● **INPUT ROWS**
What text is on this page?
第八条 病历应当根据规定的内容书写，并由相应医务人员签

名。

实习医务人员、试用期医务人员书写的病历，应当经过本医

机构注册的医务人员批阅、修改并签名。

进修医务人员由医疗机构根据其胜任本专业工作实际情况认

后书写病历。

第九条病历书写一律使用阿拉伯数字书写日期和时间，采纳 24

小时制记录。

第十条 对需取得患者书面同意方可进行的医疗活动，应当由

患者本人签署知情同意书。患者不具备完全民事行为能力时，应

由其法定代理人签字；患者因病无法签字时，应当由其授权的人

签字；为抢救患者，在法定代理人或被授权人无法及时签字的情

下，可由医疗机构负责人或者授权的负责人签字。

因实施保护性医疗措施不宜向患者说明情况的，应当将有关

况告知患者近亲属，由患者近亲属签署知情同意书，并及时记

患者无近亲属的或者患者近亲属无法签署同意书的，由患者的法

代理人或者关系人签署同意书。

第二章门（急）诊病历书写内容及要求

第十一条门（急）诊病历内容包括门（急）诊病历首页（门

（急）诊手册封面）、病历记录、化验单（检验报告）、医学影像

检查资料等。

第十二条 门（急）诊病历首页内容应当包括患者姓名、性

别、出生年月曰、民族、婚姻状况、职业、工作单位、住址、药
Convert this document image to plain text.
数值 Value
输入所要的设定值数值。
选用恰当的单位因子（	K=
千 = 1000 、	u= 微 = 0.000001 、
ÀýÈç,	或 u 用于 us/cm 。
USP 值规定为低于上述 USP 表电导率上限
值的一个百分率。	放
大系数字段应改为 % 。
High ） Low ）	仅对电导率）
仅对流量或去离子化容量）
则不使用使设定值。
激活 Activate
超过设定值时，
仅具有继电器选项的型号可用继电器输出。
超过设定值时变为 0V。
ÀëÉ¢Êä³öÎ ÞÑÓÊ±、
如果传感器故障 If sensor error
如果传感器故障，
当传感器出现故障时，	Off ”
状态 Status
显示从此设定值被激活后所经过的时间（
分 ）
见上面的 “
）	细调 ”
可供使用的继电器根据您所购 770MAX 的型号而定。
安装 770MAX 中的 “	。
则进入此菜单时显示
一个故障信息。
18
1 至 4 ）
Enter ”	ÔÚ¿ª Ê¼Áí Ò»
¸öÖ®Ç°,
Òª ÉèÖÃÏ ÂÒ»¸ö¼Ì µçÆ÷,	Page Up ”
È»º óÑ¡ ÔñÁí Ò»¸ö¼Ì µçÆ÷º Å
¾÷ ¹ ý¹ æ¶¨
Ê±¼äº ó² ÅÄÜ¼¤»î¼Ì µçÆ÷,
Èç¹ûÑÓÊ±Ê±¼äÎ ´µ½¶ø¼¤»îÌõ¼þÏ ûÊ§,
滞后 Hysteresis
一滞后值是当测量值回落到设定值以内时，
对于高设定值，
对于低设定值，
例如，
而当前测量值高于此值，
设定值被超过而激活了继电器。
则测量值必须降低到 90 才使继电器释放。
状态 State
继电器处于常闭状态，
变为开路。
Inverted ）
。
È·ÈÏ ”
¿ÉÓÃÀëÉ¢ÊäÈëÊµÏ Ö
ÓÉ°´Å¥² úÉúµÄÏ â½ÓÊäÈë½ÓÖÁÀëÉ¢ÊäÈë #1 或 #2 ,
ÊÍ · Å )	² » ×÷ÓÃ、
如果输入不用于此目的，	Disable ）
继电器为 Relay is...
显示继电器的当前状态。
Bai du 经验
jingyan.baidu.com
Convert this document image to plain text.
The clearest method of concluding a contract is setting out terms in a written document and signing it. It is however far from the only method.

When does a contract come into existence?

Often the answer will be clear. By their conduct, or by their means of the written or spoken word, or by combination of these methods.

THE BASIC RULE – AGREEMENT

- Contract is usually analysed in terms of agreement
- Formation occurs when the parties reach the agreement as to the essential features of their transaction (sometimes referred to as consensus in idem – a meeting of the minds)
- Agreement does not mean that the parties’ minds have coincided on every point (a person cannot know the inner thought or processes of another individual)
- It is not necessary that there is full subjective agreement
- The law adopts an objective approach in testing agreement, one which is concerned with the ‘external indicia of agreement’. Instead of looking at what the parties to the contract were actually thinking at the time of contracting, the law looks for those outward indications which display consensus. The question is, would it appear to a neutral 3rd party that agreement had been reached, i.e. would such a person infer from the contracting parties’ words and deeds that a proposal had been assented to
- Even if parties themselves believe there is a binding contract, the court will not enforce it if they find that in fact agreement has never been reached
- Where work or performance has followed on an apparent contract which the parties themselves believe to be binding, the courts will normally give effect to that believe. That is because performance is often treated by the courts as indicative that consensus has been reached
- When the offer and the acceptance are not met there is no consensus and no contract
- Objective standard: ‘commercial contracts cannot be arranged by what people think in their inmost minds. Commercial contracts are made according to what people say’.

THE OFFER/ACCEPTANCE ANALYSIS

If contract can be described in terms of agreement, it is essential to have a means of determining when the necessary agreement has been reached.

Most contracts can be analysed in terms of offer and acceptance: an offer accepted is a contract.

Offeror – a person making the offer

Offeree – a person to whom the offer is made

● **WHAT THE EXERCISE ASKS**
Select and copy every line of the material that holds the string "made".

● **OUTPUT FOR THIS EXERCISE**
- Objective standard: ‘commercial contracts cannot be arranged by what people think in their inmost minds. Commercial contracts are made according to what people say’.
Offeree – a person to whom the offer is made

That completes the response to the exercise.